__Input data__
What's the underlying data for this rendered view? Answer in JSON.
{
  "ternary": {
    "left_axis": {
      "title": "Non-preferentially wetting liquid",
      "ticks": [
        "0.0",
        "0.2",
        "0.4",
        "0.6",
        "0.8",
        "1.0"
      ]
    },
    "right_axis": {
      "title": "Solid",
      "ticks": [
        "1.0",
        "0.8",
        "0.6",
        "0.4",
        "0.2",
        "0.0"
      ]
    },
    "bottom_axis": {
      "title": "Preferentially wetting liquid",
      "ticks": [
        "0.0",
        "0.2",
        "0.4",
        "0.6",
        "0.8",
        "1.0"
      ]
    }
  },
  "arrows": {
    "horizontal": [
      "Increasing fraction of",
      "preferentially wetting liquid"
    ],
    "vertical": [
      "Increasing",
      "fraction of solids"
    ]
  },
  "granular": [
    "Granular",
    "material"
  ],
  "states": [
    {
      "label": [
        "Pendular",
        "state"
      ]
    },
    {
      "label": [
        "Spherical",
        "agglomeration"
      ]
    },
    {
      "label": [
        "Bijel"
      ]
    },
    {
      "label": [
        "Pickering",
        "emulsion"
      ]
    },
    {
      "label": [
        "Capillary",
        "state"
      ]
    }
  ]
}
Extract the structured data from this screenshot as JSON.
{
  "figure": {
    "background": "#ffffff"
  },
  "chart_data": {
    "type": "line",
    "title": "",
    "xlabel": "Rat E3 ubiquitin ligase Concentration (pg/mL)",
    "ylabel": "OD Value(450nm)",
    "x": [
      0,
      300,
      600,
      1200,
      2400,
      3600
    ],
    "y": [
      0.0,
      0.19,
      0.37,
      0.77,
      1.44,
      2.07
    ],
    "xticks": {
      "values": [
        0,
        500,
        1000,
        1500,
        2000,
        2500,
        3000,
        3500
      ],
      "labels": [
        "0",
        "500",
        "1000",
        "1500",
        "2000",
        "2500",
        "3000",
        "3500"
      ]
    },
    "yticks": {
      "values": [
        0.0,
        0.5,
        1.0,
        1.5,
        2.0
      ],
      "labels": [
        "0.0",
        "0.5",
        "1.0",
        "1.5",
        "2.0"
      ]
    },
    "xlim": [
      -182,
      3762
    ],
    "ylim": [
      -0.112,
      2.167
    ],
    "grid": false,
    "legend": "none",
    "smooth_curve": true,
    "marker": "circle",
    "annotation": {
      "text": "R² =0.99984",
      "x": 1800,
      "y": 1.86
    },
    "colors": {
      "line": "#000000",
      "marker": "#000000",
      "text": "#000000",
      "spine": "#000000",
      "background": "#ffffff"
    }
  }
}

__Task goal__
Return all lines of the material above in which the word "liquid" occurs.

__Reply to the task__
      "title": "Non-preferentially wetting liquid",
      "title": "Preferentially wetting liquid",
      "preferentially wetting liquid"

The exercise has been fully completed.